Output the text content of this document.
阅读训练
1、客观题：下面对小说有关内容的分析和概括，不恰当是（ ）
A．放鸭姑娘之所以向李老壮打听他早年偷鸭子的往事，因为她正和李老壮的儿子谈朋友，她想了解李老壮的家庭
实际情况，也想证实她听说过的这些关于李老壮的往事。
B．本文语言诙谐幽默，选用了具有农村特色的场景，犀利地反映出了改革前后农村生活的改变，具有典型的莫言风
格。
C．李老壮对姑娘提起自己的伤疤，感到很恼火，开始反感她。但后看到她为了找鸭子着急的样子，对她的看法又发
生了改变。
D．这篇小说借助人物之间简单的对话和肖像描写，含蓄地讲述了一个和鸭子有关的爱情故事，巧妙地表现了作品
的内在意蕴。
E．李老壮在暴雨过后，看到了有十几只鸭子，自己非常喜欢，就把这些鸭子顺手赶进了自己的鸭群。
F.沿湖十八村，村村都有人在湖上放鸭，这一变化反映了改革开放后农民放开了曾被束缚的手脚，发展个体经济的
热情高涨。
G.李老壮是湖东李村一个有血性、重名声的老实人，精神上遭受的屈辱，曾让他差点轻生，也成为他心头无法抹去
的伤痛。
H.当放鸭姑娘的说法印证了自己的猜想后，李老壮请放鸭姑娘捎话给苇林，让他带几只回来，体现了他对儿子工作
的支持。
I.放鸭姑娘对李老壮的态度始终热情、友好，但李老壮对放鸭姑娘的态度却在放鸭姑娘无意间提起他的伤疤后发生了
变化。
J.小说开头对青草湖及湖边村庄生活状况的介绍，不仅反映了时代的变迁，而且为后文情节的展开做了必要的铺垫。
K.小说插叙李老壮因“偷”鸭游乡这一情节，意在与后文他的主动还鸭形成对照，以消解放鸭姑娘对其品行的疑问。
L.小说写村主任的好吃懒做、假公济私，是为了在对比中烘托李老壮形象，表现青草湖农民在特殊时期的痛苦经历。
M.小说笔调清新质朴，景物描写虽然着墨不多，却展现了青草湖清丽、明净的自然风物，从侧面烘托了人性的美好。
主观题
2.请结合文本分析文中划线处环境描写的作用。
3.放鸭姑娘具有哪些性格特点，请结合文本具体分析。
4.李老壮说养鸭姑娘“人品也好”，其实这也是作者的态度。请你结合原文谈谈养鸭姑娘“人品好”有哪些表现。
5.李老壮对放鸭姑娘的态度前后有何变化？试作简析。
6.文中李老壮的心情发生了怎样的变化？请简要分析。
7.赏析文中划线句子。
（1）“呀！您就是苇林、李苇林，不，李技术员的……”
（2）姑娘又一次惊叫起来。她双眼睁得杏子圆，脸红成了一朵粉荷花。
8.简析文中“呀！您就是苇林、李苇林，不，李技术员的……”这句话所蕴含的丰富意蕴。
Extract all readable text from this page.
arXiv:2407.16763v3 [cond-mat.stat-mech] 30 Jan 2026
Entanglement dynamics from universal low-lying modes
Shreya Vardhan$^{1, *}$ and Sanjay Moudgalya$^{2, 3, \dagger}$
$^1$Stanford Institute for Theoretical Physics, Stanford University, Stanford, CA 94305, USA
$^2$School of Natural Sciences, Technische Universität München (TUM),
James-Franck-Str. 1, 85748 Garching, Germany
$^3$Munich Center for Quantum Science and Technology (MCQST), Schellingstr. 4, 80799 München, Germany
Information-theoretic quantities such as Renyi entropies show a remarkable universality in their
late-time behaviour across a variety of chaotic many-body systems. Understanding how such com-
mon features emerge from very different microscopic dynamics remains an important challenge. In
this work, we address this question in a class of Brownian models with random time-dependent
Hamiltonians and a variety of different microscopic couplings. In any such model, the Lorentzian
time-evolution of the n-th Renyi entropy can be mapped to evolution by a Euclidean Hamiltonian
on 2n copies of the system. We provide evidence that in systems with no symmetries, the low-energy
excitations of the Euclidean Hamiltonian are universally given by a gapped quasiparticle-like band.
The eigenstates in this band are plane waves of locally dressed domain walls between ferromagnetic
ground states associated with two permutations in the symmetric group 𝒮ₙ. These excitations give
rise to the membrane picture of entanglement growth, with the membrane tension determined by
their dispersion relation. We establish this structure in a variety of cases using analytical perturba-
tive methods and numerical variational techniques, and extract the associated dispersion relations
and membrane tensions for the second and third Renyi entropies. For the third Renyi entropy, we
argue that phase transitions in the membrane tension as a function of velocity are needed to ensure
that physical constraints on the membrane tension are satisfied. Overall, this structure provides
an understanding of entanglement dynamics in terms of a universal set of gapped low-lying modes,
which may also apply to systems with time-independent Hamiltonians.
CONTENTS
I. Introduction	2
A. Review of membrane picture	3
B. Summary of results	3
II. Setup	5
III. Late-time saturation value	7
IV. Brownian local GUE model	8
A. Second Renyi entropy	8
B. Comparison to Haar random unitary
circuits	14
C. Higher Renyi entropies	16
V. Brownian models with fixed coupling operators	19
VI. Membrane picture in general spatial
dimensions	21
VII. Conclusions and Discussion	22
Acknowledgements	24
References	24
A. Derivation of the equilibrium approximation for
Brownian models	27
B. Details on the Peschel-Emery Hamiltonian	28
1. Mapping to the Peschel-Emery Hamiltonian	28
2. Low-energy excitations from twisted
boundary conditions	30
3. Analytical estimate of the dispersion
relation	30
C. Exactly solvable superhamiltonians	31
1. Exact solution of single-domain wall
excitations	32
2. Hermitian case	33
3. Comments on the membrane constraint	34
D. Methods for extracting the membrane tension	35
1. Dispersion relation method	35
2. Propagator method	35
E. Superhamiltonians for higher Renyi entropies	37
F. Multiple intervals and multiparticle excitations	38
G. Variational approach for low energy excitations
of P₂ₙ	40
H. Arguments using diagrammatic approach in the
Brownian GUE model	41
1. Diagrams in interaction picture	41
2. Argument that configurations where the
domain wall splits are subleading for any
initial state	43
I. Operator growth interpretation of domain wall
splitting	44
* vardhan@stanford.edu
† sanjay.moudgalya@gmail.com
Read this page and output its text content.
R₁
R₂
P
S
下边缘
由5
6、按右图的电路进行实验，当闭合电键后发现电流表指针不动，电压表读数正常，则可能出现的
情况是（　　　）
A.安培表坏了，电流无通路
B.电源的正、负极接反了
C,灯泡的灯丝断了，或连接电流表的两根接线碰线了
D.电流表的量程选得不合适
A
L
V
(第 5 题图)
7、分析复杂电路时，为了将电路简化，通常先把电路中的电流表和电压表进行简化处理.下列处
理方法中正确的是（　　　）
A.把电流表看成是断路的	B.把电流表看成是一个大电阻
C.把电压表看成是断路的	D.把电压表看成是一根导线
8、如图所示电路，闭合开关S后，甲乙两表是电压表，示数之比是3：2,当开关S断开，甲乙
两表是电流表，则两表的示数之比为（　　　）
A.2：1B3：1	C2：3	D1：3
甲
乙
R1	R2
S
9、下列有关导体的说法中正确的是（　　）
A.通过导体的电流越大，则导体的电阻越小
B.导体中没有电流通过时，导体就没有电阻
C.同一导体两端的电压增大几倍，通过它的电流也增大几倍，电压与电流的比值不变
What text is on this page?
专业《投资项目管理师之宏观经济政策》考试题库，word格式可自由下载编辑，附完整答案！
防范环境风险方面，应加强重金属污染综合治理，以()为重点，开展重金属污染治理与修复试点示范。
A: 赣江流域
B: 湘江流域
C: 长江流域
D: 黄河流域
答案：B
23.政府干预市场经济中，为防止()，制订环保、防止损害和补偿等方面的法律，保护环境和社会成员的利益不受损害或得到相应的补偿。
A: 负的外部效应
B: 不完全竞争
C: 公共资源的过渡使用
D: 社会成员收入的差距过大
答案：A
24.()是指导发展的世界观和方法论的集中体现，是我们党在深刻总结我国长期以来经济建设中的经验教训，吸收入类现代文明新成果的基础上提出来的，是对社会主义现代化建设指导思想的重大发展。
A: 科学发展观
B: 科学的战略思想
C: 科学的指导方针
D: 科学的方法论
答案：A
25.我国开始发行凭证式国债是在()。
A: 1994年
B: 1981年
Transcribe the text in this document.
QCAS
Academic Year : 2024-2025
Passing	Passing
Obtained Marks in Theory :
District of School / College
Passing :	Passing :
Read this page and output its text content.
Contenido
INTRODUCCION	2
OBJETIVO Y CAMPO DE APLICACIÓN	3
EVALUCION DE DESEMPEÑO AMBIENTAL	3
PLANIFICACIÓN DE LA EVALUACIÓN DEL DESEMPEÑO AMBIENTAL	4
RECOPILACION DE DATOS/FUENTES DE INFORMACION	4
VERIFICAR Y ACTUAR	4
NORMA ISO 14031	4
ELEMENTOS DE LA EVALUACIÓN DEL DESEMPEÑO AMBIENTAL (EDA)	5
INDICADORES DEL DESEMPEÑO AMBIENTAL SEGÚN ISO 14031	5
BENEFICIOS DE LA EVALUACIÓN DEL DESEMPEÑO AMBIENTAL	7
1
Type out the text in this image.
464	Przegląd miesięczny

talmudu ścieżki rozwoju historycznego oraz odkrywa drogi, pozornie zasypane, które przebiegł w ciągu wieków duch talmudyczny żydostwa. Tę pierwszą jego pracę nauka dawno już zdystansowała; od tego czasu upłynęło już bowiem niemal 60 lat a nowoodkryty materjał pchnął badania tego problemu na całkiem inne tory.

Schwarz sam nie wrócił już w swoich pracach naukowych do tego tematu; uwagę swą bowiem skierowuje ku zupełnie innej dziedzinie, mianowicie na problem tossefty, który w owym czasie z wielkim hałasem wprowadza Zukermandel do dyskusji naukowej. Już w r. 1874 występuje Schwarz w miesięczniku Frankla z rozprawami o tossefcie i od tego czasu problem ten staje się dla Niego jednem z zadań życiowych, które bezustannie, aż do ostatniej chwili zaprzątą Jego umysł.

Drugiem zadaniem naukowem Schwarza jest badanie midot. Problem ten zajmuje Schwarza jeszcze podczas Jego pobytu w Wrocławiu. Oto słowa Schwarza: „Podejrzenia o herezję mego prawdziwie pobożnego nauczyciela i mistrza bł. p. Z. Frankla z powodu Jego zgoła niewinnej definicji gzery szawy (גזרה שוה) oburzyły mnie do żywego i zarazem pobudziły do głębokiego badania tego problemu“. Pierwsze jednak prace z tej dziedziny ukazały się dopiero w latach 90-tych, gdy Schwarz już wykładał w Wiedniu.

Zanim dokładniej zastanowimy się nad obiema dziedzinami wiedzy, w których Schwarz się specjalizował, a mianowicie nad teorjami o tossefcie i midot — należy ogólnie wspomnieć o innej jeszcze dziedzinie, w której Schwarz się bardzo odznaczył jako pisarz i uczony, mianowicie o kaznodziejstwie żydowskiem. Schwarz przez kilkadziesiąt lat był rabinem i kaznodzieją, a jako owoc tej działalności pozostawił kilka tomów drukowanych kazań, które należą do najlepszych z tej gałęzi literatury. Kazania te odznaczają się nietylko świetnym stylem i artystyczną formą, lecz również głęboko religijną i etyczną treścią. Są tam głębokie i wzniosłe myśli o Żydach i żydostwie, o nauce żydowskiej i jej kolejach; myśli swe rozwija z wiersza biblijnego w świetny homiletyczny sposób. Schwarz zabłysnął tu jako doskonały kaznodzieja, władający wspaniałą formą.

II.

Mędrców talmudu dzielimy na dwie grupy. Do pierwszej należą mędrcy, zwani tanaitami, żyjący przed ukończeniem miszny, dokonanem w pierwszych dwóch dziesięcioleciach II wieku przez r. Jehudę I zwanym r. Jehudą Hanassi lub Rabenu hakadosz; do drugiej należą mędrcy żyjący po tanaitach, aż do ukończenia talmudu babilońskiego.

****************************************

**TASK BRIEF:** Pick out each line that holds the string "Brownian".

**CORRECT RESPONSE:**
this work, we address this question in a class of Brownian models with random time-dependent
IV. Brownian local GUE model	8
V. Brownian models with fixed coupling operators	19
Brownian models	27
Brownian GUE model	41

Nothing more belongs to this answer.